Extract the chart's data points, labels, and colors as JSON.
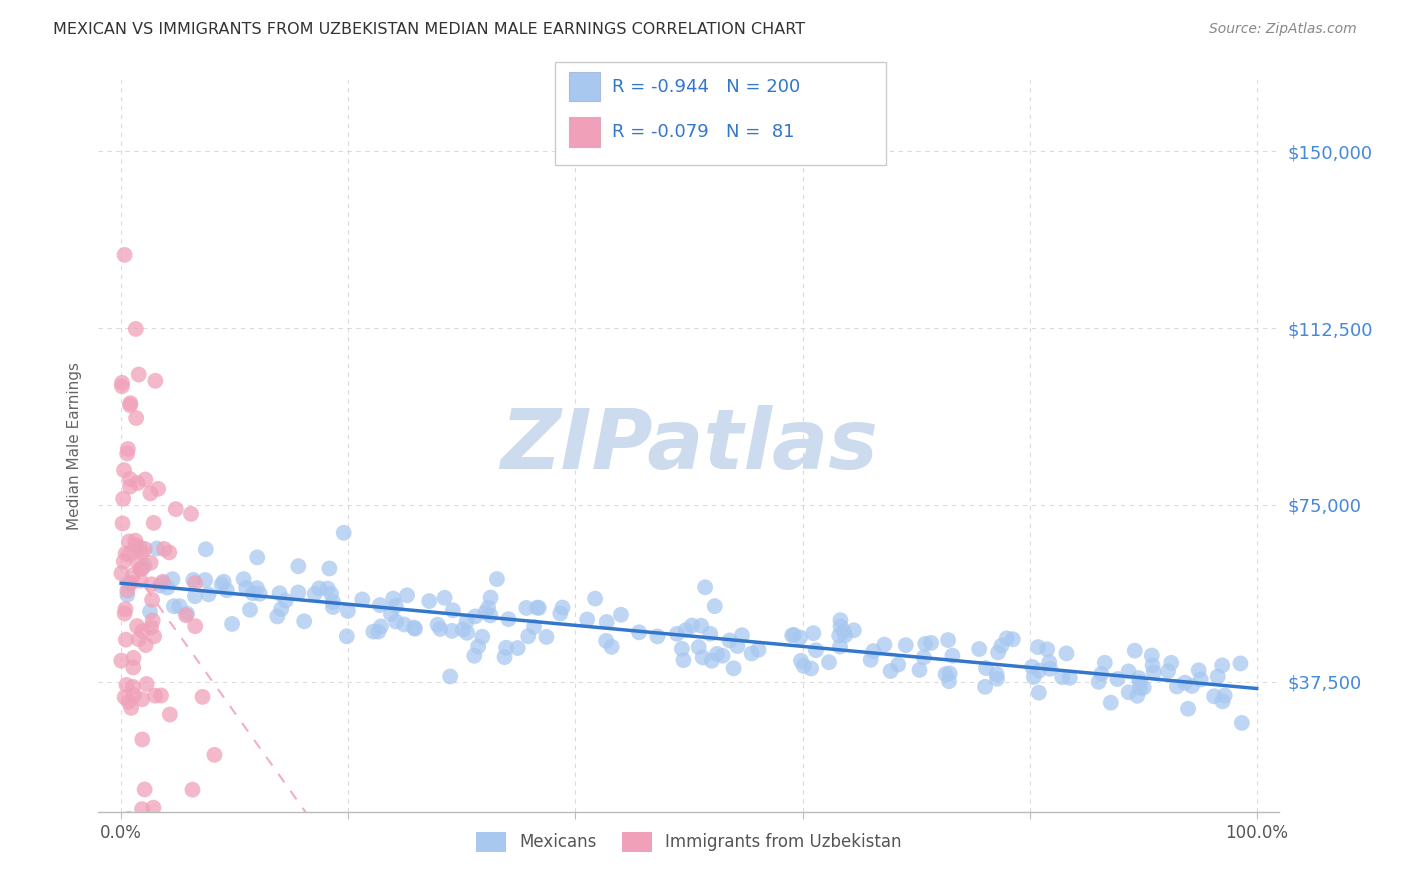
{
  "title": "MEXICAN VS IMMIGRANTS FROM UZBEKISTAN MEDIAN MALE EARNINGS CORRELATION CHART",
  "source": "Source: ZipAtlas.com",
  "ylabel": "Median Male Earnings",
  "ytick_labels": [
    "$37,500",
    "$75,000",
    "$112,500",
    "$150,000"
  ],
  "ytick_values": [
    37500,
    75000,
    112500,
    150000
  ],
  "ymin": 10000,
  "ymax": 165000,
  "xmin": -0.02,
  "xmax": 1.02,
  "blue_R": "-0.944",
  "blue_N": "200",
  "pink_R": "-0.079",
  "pink_N": "81",
  "blue_color": "#a8c8f0",
  "pink_color": "#f0a0b8",
  "blue_line_color": "#3377cc",
  "pink_line_color": "#f0a0b8",
  "legend_label_blue": "Mexicans",
  "legend_label_pink": "Immigrants from Uzbekistan",
  "watermark_zip": "ZIP",
  "watermark_atlas": "atlas",
  "watermark_color": "#ccdcee",
  "background_color": "#ffffff",
  "grid_color": "#cccccc",
  "title_color": "#333333",
  "axis_label_color": "#666666",
  "right_tick_color": "#4488dd",
  "blue_seed": 42,
  "pink_seed": 77
}
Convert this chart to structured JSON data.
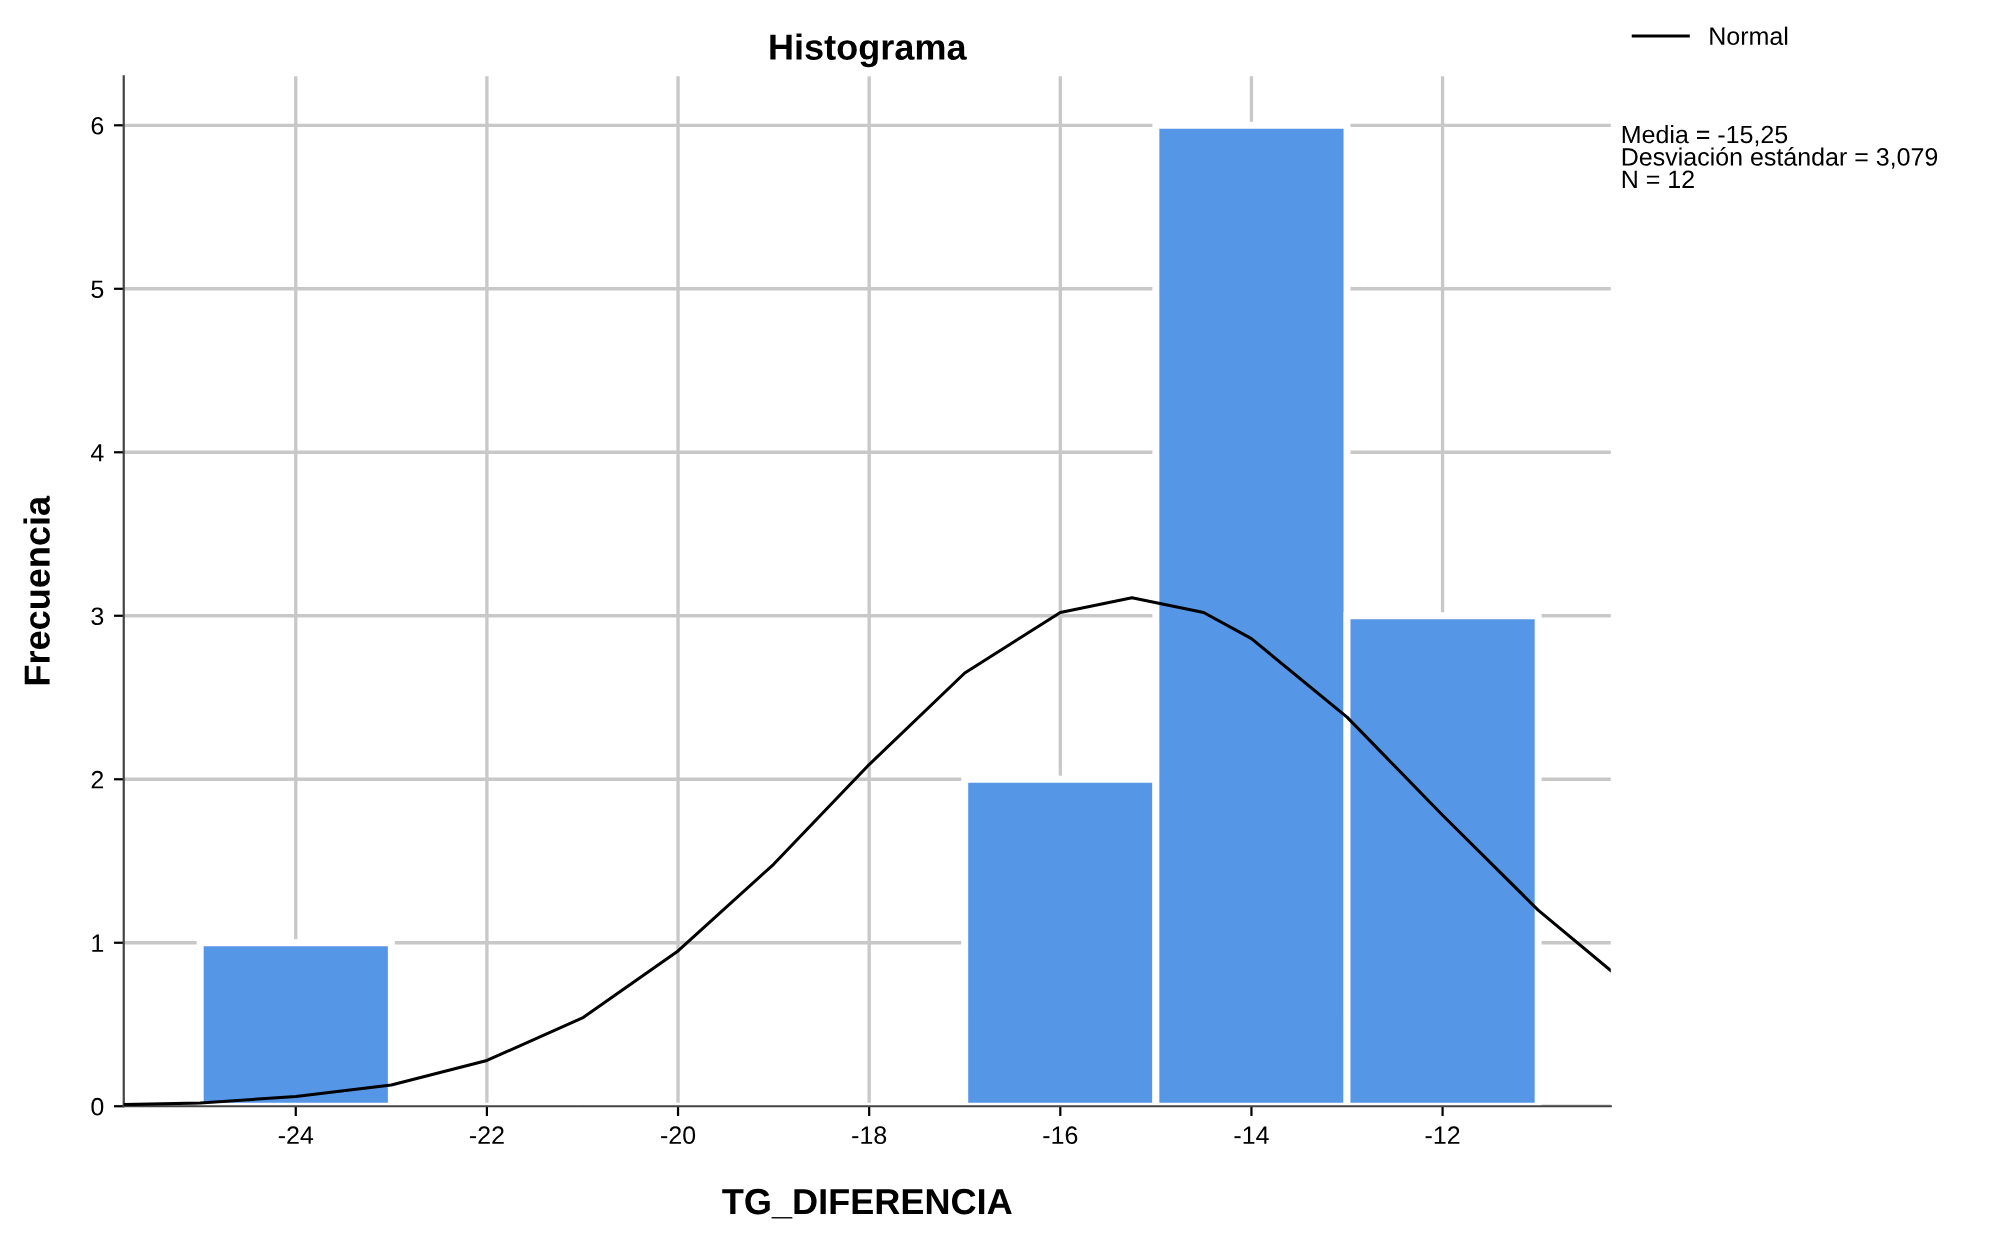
{
  "chart_data": {
    "type": "histogram",
    "title": "Histograma",
    "xlabel": "TG_DIFERENCIA",
    "ylabel": "Frecuencia",
    "bins": [
      -25,
      -23,
      -21,
      -19,
      -17,
      -15,
      -13,
      -11
    ],
    "values": [
      1,
      0,
      0,
      0,
      2,
      6,
      3
    ],
    "color": "#5596e6",
    "series": [
      {
        "name": "Normal",
        "type": "line",
        "color": "#000000",
        "x": [
          -25.8,
          -25,
          -24,
          -23,
          -22,
          -21,
          -20,
          -19,
          -18,
          -17,
          -16,
          -15.25,
          -14.5,
          -14,
          -13,
          -12,
          -11,
          -10.24
        ],
        "values": [
          0.01,
          0.02,
          0.06,
          0.13,
          0.28,
          0.54,
          0.95,
          1.48,
          2.09,
          2.65,
          3.02,
          3.11,
          3.02,
          2.86,
          2.38,
          1.78,
          1.2,
          0.83
        ]
      }
    ],
    "xlim": [
      -25.8,
      -10.24
    ],
    "xticks": [
      -24,
      -22,
      -20,
      -18,
      -16,
      -14,
      -12
    ],
    "ylim": [
      0,
      6.3
    ],
    "yticks": [
      0,
      1,
      2,
      3,
      4,
      5,
      6
    ],
    "grid": true,
    "legend": "top right",
    "annotations": [
      "Media = -15,25\nDesviación estándar = 3,079\nN = 12"
    ]
  }
}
- - - -
### WORK TO DO
Write out all the entries exactly, except for the pictures.

### REPLY TO THE EXERCISE
Extract the chart's data points, labels, and colors as JSON.
{
  "title": "MEXICAN VS IMMIGRANTS FROM UZBEKISTAN MEDIAN MALE EARNINGS CORRELATION CHART",
  "source": "Source: ZipAtlas.com",
  "ylabel": "Median Male Earnings",
  "ytick_labels": [
    "$37,500",
    "$75,000",
    "$112,500",
    "$150,000"
  ],
  "ytick_values": [
    37500,
    75000,
    112500,
    150000
  ],
  "ymin": 10000,
  "ymax": 165000,
  "xmin": -0.02,
  "xmax": 1.02,
  "blue_R": "-0.944",
  "blue_N": "200",
  "pink_R": "-0.079",
  "pink_N": "81",
  "blue_color": "#a8c8f0",
  "pink_color": "#f0a0b8",
  "blue_line_color": "#3377cc",
  "pink_line_color": "#f0a0b8",
  "legend_label_blue": "Mexicans",
  "legend_label_pink": "Immigrants from Uzbekistan",
  "watermark_zip": "ZIP",
  "watermark_atlas": "atlas",
  "watermark_color": "#ccdcee",
  "background_color": "#ffffff",
  "grid_color": "#cccccc",
  "title_color": "#333333",
  "axis_label_color": "#666666",
  "right_tick_color": "#4488dd",
  "blue_seed": 42,
  "pink_seed": 77
}
Convert this chart to structured JSON data.
{
  "chart_data": {
    "type": "histogram",
    "title": "Histograma",
    "xlabel": "TG_DIFERENCIA",
    "ylabel": "Frecuencia",
    "bins": [
      -25,
      -23,
      -21,
      -19,
      -17,
      -15,
      -13,
      -11
    ],
    "values": [
      1,
      0,
      0,
      0,
      2,
      6,
      3
    ],
    "color": "#5596e6",
    "series": [
      {
        "name": "Normal",
        "type": "line",
        "color": "#000000",
        "x": [
          -25.8,
          -25,
          -24,
          -23,
          -22,
          -21,
          -20,
          -19,
          -18,
          -17,
          -16,
          -15.25,
          -14.5,
          -14,
          -13,
          -12,
          -11,
          -10.24
        ],
        "values": [
          0.01,
          0.02,
          0.06,
          0.13,
          0.28,
          0.54,
          0.95,
          1.48,
          2.09,
          2.65,
          3.02,
          3.11,
          3.02,
          2.86,
          2.38,
          1.78,
          1.2,
          0.83
        ]
      }
    ],
    "xlim": [
      -25.8,
      -10.24
    ],
    "xticks": [
      -24,
      -22,
      -20,
      -18,
      -16,
      -14,
      -12
    ],
    "ylim": [
      0,
      6.3
    ],
    "yticks": [
      0,
      1,
      2,
      3,
      4,
      5,
      6
    ],
    "grid": true,
    "legend": "top right",
    "annotations": [
      "Media = -15,25\nDesviación estándar = 3,079\nN = 12"
    ]
  }
}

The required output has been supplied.